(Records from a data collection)
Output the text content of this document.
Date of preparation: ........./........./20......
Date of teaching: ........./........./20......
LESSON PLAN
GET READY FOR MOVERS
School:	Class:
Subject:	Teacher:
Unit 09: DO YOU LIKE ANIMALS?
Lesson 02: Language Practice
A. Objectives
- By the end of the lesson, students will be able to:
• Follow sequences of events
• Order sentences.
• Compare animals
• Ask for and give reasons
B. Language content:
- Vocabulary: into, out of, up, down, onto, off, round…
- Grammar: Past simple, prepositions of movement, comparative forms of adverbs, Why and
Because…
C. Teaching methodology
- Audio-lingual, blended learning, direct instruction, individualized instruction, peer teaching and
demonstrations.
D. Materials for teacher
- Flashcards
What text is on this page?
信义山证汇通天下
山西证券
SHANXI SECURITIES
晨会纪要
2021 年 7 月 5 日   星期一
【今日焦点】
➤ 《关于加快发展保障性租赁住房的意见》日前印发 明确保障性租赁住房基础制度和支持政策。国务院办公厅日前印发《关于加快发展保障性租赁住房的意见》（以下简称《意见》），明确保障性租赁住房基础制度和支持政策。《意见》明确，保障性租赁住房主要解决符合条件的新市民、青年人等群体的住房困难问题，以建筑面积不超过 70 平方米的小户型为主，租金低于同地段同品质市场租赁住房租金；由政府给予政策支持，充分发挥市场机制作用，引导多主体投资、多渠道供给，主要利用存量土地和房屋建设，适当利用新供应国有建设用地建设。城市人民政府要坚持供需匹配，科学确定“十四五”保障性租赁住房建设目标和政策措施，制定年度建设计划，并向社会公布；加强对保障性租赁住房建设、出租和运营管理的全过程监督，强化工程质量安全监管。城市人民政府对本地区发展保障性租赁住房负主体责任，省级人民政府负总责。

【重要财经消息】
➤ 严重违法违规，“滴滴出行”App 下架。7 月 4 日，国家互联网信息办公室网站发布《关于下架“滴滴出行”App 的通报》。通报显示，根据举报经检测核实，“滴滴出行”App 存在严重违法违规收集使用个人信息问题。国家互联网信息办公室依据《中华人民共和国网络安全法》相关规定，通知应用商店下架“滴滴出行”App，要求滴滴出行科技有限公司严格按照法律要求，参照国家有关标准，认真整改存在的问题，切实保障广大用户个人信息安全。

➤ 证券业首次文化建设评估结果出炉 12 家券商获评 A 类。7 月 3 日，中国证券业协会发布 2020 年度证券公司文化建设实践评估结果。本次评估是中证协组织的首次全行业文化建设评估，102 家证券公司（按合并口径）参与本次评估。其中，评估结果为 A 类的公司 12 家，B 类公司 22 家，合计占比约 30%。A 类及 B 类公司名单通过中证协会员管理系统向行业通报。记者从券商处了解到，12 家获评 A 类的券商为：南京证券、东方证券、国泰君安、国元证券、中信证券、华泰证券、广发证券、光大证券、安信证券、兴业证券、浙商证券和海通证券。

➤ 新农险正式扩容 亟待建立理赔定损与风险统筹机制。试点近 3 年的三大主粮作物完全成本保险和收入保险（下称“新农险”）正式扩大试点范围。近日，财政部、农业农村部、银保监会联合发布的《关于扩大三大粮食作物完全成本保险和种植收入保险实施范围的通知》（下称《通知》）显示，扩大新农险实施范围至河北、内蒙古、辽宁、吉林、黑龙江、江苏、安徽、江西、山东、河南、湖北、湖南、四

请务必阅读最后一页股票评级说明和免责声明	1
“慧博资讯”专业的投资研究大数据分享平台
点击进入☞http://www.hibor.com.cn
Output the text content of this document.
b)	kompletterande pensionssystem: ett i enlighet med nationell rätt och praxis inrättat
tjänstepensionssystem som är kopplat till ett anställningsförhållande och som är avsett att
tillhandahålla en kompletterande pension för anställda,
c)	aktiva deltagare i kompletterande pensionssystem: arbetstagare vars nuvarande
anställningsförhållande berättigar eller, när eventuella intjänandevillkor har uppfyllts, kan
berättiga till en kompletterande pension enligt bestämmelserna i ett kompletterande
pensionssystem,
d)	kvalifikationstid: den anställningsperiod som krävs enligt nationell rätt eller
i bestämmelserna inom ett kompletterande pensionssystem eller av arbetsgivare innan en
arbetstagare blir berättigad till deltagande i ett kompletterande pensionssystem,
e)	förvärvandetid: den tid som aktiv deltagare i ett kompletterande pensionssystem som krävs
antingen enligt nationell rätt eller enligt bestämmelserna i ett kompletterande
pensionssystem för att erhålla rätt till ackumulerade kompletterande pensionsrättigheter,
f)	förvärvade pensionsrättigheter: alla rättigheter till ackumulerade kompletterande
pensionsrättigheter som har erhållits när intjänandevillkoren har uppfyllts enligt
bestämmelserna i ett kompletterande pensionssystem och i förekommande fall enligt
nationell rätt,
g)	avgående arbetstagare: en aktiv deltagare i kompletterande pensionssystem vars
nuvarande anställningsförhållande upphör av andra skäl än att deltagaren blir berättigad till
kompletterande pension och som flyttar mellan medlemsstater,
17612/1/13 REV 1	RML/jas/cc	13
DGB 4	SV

__Task to complete__
List every line above containing the word "enligt".

__Finished exercise__
berättiga till en kompletterande pension enligt bestämmelserna i ett kompletterande
d)	kvalifikationstid: den anställningsperiod som krävs enligt nationell rätt eller
antingen enligt nationell rätt eller enligt bestämmelserna i ett kompletterande
pensionsrättigheter som har erhållits när intjänandevillkoren har uppfyllts enligt
bestämmelserna i ett kompletterande pensionssystem och i förekommande fall enligt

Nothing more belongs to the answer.